▸ Goal
Gather all lines containing the string "this" and copy them out.
>> Begin
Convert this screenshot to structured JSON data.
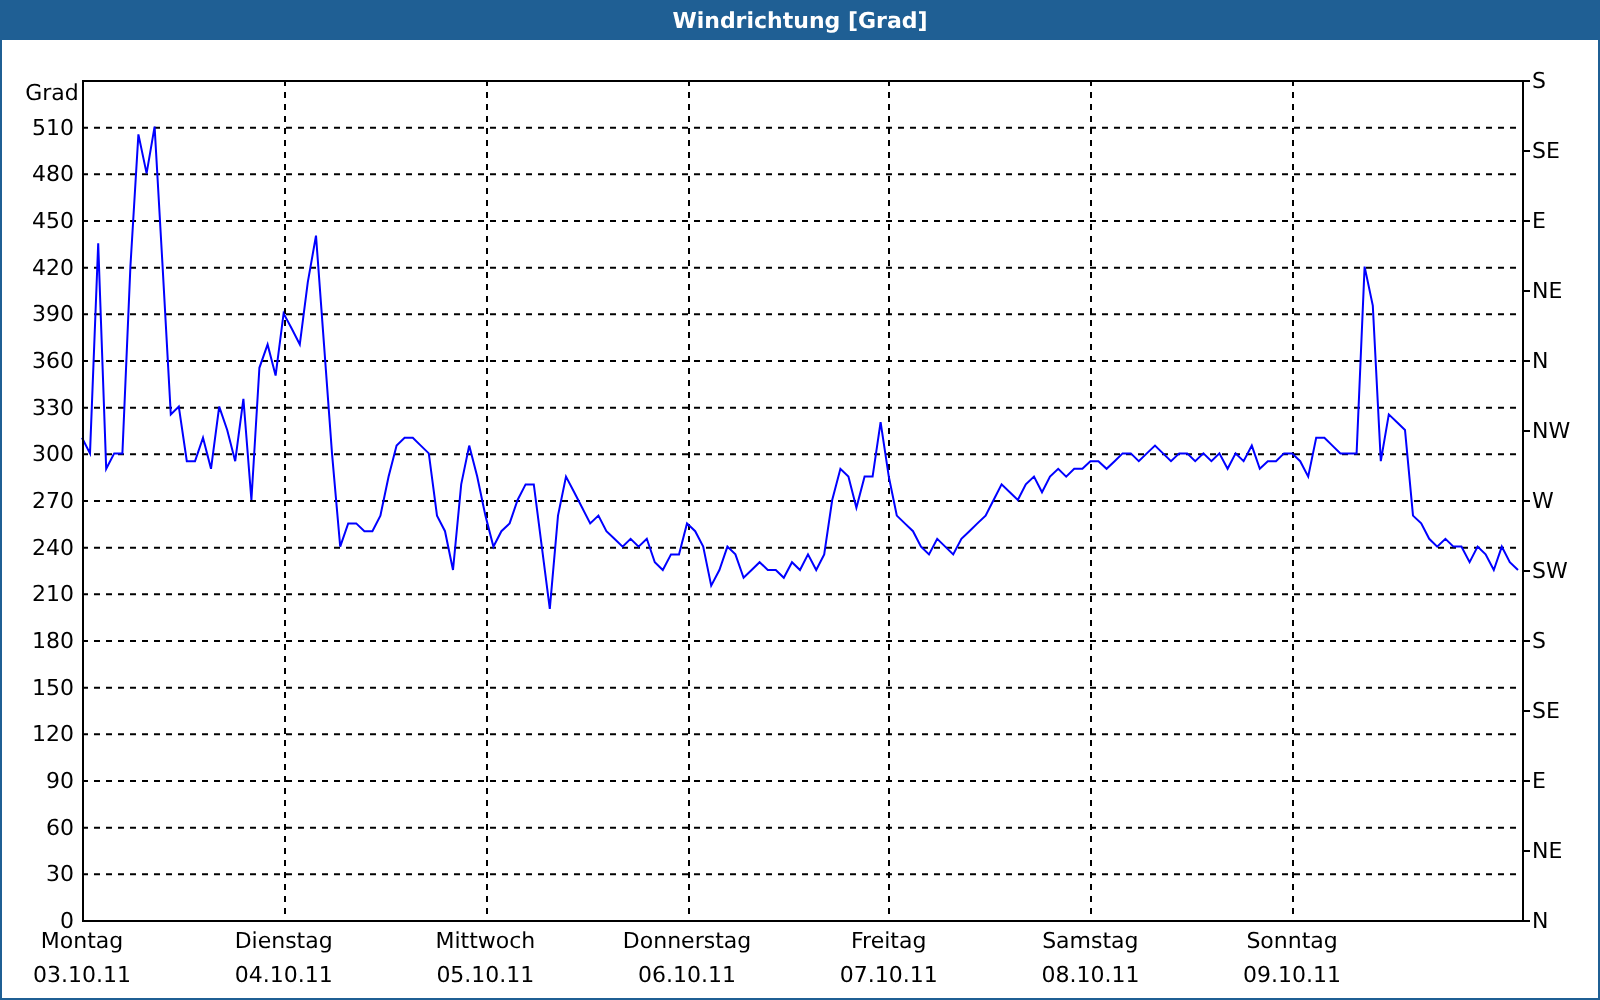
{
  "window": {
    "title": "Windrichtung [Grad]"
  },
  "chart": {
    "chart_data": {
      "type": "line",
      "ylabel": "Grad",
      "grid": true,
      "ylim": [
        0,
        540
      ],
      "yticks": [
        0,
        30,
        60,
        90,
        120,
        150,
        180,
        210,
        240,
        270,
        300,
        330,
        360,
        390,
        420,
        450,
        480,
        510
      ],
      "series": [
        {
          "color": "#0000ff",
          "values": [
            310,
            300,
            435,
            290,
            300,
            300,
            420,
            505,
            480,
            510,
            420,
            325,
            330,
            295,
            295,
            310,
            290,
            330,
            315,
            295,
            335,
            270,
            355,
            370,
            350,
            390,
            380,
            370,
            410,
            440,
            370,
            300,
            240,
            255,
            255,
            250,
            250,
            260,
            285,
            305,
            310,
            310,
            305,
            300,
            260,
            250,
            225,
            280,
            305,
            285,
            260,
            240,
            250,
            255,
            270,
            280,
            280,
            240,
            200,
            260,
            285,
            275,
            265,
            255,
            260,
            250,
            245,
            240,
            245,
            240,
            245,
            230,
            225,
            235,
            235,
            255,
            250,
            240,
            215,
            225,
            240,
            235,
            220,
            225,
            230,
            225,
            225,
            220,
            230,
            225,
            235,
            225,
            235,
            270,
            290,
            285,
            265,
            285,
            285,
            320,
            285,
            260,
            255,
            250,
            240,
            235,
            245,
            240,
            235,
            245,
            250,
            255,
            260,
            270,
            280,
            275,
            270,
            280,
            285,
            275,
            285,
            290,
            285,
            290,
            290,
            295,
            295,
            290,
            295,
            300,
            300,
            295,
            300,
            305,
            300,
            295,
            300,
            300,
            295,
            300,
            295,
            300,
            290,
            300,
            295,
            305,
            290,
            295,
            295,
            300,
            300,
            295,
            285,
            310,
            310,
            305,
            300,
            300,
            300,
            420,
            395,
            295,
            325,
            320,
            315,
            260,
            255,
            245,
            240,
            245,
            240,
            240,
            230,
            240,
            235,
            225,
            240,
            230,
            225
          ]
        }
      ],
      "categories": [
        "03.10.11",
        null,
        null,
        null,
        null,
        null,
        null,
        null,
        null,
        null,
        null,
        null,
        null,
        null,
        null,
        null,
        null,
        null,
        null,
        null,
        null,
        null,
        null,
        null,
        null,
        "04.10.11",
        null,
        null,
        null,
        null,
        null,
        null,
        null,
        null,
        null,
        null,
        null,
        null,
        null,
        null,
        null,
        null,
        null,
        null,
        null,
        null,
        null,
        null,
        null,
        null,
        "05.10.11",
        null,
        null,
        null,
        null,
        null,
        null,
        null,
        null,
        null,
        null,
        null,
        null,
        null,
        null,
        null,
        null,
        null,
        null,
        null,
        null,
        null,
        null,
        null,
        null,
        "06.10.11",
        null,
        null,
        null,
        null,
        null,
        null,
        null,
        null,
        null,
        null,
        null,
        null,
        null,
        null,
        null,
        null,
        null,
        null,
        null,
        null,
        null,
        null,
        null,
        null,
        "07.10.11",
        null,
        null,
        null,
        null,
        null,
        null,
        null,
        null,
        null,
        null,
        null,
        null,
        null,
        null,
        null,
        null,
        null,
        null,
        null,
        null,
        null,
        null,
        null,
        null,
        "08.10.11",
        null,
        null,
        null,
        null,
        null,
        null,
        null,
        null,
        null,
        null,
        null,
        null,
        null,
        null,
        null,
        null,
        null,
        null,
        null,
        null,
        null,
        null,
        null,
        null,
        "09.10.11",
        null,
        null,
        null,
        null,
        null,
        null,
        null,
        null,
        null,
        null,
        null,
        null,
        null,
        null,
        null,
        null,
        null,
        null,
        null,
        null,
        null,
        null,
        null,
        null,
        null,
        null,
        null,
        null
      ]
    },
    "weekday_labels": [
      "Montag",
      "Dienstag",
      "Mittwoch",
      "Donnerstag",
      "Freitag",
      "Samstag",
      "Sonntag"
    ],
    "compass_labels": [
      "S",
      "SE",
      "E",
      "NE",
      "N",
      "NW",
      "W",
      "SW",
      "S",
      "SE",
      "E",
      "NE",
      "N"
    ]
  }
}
>> End
>> Begin
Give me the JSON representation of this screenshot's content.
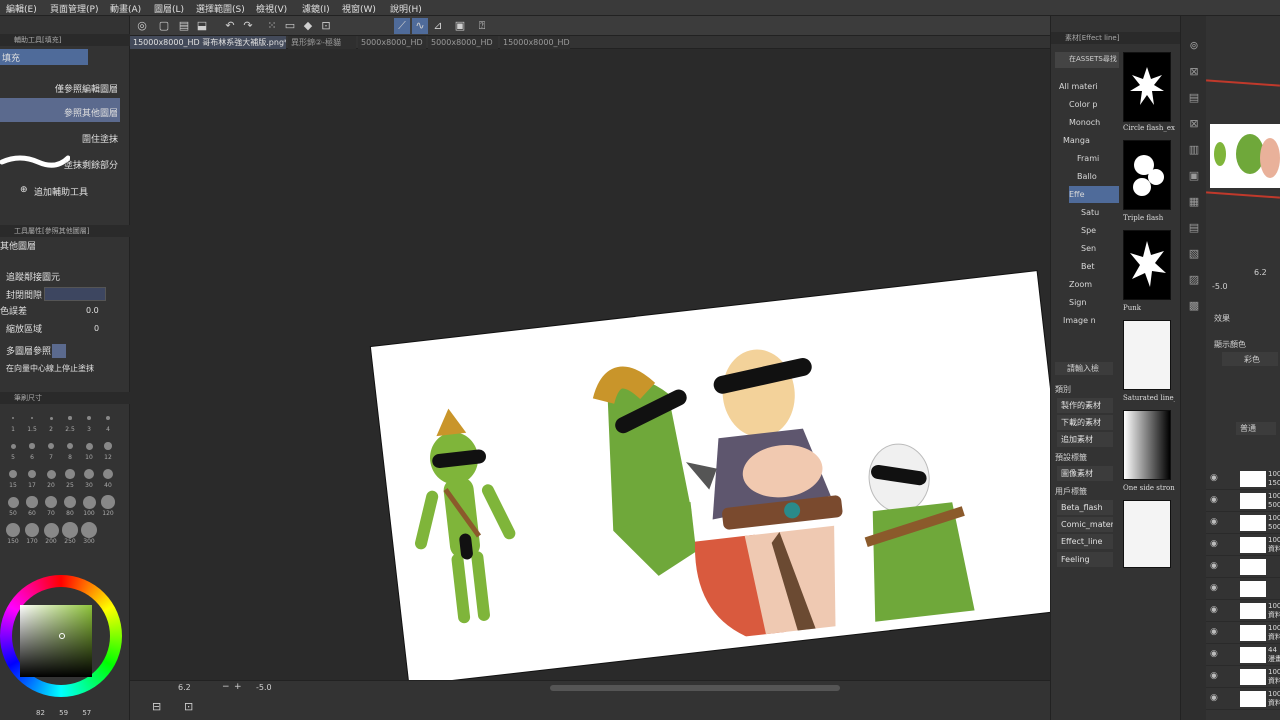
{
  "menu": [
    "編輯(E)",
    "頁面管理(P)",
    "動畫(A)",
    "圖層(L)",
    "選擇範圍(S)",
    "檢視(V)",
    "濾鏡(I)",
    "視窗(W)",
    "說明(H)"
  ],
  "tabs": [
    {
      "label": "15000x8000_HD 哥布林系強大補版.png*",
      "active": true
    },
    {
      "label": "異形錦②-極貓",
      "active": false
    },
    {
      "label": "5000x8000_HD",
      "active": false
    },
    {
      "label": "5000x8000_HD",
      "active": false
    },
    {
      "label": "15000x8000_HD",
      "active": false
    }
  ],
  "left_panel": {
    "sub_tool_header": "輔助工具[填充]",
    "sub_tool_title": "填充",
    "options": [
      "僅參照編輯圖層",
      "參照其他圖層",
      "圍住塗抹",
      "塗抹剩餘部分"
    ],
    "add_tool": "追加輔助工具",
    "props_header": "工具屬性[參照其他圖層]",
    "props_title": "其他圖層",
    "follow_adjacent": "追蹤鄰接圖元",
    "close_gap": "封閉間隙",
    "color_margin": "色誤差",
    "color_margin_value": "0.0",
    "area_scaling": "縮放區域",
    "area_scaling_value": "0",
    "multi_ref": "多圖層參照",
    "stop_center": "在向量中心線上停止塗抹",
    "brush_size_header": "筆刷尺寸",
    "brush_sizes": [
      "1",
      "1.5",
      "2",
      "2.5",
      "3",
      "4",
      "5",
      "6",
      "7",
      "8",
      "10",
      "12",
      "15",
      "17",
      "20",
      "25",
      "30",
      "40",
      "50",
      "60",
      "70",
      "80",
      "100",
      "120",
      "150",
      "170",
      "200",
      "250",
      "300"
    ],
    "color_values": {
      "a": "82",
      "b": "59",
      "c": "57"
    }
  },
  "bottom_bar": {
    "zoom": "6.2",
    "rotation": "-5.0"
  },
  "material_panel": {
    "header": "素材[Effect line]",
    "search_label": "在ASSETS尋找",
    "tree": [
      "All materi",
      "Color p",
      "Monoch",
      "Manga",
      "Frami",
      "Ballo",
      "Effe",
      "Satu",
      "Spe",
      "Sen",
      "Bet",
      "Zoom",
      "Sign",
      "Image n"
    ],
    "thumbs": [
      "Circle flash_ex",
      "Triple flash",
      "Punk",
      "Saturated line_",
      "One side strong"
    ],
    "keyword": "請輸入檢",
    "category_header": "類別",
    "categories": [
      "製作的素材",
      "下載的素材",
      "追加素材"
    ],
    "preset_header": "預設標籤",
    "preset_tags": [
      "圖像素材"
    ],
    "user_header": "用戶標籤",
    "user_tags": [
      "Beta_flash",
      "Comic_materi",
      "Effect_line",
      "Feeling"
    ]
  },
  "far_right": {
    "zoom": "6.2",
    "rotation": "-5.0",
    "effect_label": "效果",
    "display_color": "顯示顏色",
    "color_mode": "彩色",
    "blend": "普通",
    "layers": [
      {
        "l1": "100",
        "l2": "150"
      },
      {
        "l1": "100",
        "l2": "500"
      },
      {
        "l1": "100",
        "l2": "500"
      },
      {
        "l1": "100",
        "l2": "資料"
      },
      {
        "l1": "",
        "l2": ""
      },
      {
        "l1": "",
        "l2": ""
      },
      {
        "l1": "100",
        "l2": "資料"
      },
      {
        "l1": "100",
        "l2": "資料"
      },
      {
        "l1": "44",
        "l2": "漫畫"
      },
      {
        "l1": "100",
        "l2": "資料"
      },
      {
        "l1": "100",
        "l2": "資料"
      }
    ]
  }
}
>> End
▸ Task solution
Convert this screenshot to structured JSON data.
Give me the JSON representation of this screenshot's content.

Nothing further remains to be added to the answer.